Copy out every line in the entries below that includes "sinema".

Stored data
▼
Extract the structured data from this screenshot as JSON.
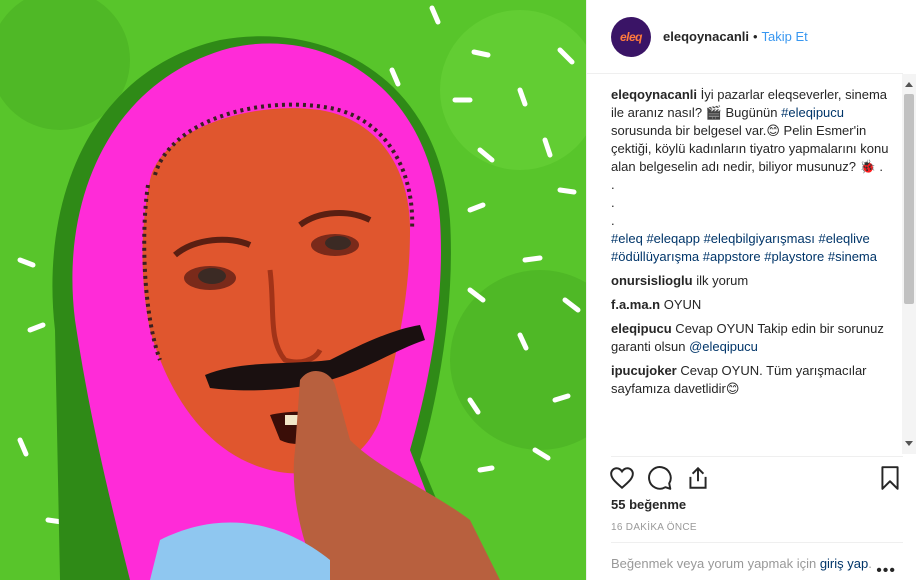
{
  "header": {
    "avatar_text": "eleq",
    "username": "eleqoynacanli",
    "separator": "•",
    "follow_label": "Takip Et"
  },
  "caption": {
    "username": "eleqoynacanli",
    "text_1": " İyi pazarlar eleqseverler, sinema ile aranız nasıl? 🎬 Bugünün ",
    "hashtag_1": "#eleqipucu",
    "text_2": " sorusunda bir belgesel var.😊 Pelin Esmer'in çektiği, köylü kadınların tiyatro yapmalarını konu alan belgeselin adı nedir, biliyor musunuz? 🐞 .",
    "dots": [
      ".",
      ".",
      "."
    ],
    "hashtags": [
      "#eleq",
      "#eleqapp",
      "#eleqbilgiyarışması",
      "#eleqlive",
      "#ödüllüyarışma",
      "#appstore",
      "#playstore",
      "#sinema"
    ]
  },
  "comments": [
    {
      "username": "onursislioglu",
      "text": " ilk yorum"
    },
    {
      "username": "f.a.ma.n",
      "text": " OYUN"
    },
    {
      "username": "eleqipucu",
      "text": " Cevap OYUN Takip edin bir sorunuz garanti olsun ",
      "mention": "@eleqipucu"
    },
    {
      "username": "ipucujoker",
      "text": " Cevap OYUN. Tüm yarışmacılar sayfamıza davetlidir😊"
    }
  ],
  "actions": {
    "like_icon": "heart-icon",
    "comment_icon": "comment-icon",
    "share_icon": "share-icon",
    "save_icon": "bookmark-icon"
  },
  "likes_text": "55 beğenme",
  "time_text": "16 DAKİKA ÖNCE",
  "login": {
    "prompt": "Beğenmek veya yorum yapmak için ",
    "link": "giriş yap",
    "suffix": "."
  },
  "more_menu": "•••",
  "colors": {
    "background_green": "#56c42a",
    "hood_pink": "#ff2bd8",
    "link_blue": "#3897f0",
    "hashtag_blue": "#003569"
  }
}
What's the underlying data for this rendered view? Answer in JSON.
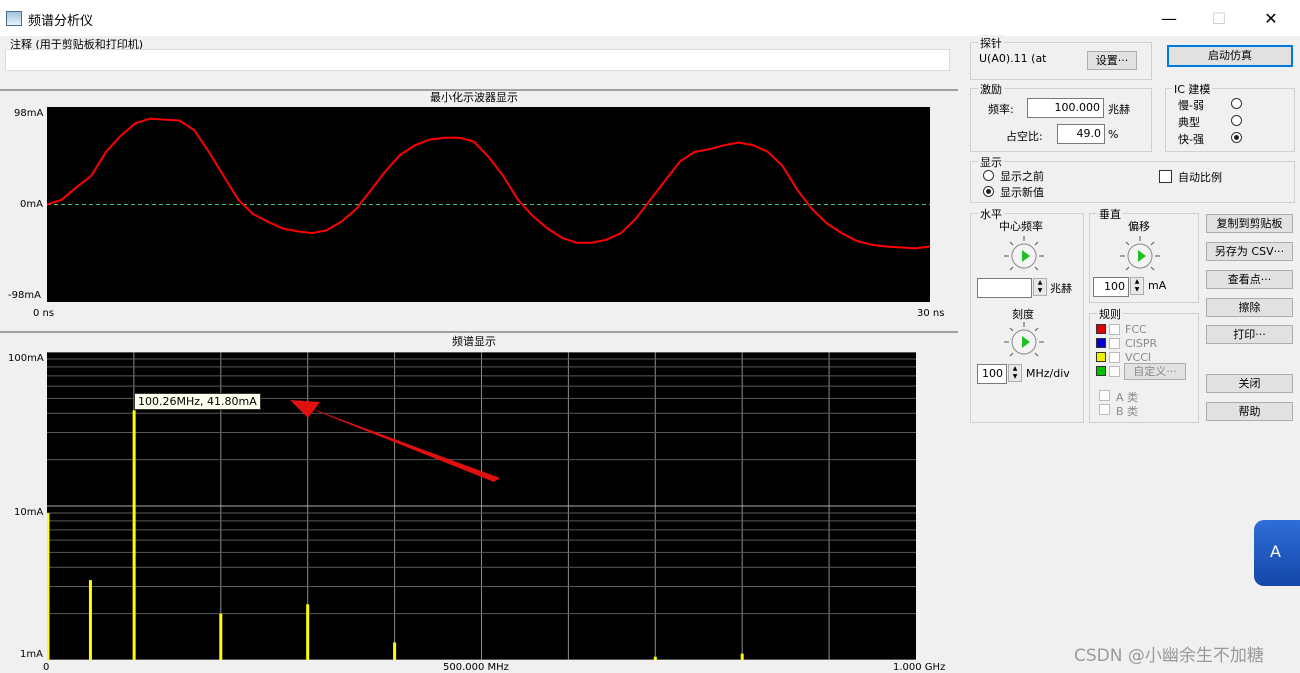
{
  "window": {
    "title": "频谱分析仪",
    "minimize": "—",
    "maximize": "☐",
    "close": "✕"
  },
  "note": {
    "label": "注释 (用于剪贴板和打印机)",
    "value": ""
  },
  "scope": {
    "title": "最小化示波器显示",
    "y_top": "98mA",
    "y_mid": "0mA",
    "y_bot": "-98mA",
    "x_left": "0 ns",
    "x_right": "30 ns"
  },
  "spectrum": {
    "title": "频谱显示",
    "y_100": "100mA",
    "y_10": "10mA",
    "y_1": "1mA",
    "x_0": "0",
    "x_mid": "500.000 MHz",
    "x_end": "1.000 GHz",
    "tooltip": "100.26MHz, 41.80mA"
  },
  "probe": {
    "label": "探针",
    "value": "U(A0).11 (at",
    "settings_btn": "设置···"
  },
  "start_sim_btn": "启动仿真",
  "stimulus": {
    "label": "激励",
    "freq_label": "频率:",
    "freq_value": "100.000",
    "freq_unit": "兆赫",
    "duty_label": "占空比:",
    "duty_value": "49.0",
    "duty_unit": "%"
  },
  "ic_model": {
    "label": "IC 建模",
    "options": [
      "慢-弱",
      "典型",
      "快-强"
    ],
    "selected": 2
  },
  "display": {
    "label": "显示",
    "options": [
      "显示之前",
      "显示新值"
    ],
    "selected": 1,
    "auto_scale": "自动比例"
  },
  "horizontal": {
    "label": "水平",
    "center_label": "中心频率",
    "center_value": "",
    "center_unit": "兆赫",
    "scale_label": "刻度",
    "scale_value": "100",
    "scale_unit": "MHz/div"
  },
  "vertical": {
    "label": "垂直",
    "offset_label": "偏移",
    "offset_value": "100",
    "offset_unit": "mA"
  },
  "rules": {
    "label": "规则",
    "items": [
      "FCC",
      "CISPR",
      "VCCI"
    ],
    "colors": [
      "#e00000",
      "#0000d0",
      "#f0f000",
      "#00c000"
    ],
    "custom_btn": "自定义···",
    "class_a": "A 类",
    "class_b": "B 类"
  },
  "actions": {
    "copy": "复制到剪贴板",
    "save_csv": "另存为 CSV···",
    "view_points": "查看点···",
    "clear": "擦除",
    "print": "打印···",
    "close": "关闭",
    "help": "帮助"
  },
  "floating_badge": "A",
  "watermark": "CSDN @小幽余生不加糖",
  "colors": {
    "scope_trace": "#ff0000",
    "zero_line": "#40c080",
    "spectrum_bar": "#ffff00",
    "plot_bg": "#000000",
    "accent": "#0078d7"
  },
  "chart_data": [
    {
      "type": "line",
      "title": "最小化示波器显示",
      "xlabel": "",
      "ylabel": "",
      "xlim": [
        0,
        30
      ],
      "ylim": [
        -98,
        98
      ],
      "x_unit": "ns",
      "y_unit": "mA",
      "grid": false,
      "series": [
        {
          "x": [
            0,
            0.5,
            1,
            1.5,
            2,
            2.5,
            3,
            3.5,
            4,
            4.5,
            5,
            5.5,
            6,
            6.5,
            7,
            7.5,
            8,
            8.5,
            9,
            9.5,
            10,
            10.5,
            11,
            11.5,
            12,
            12.5,
            13,
            13.5,
            14,
            14.5,
            15,
            15.5,
            16,
            16.5,
            17,
            17.5,
            18,
            18.5,
            19,
            19.5,
            20,
            20.5,
            21,
            21.5,
            22,
            22.5,
            23,
            23.5,
            24,
            24.5,
            25,
            25.5,
            26,
            26.5,
            27,
            27.5,
            28,
            28.5,
            29,
            29.5,
            30
          ],
          "y": [
            0,
            5,
            18,
            30,
            55,
            72,
            85,
            90,
            89,
            88,
            78,
            55,
            30,
            5,
            -10,
            -18,
            -25,
            -28,
            -30,
            -27,
            -18,
            -5,
            15,
            35,
            52,
            62,
            68,
            70,
            70,
            66,
            50,
            30,
            5,
            -12,
            -25,
            -35,
            -40,
            -40,
            -37,
            -30,
            -15,
            5,
            25,
            45,
            55,
            58,
            62,
            65,
            62,
            55,
            40,
            15,
            -5,
            -20,
            -30,
            -38,
            -42,
            -44,
            -45,
            -46,
            -44
          ]
        }
      ]
    },
    {
      "type": "bar",
      "title": "频谱显示",
      "xlabel": "",
      "ylabel": "",
      "xlim": [
        0,
        1000
      ],
      "ylim": [
        1,
        100
      ],
      "x_unit": "MHz",
      "y_unit": "mA",
      "y_scale": "log",
      "grid": true,
      "series": [
        {
          "x": [
            0,
            50,
            100.26,
            200,
            300,
            400,
            700,
            800
          ],
          "y": [
            9,
            3.3,
            41.8,
            2.0,
            2.3,
            1.3,
            1.05,
            1.1
          ]
        }
      ]
    }
  ]
}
▲
◆ Answer to this task ◆
    "text_1": " İyi pazarlar eleqseverler, sinema ile aranız nasıl? 🎬 Bugünün ",
      "#sinema"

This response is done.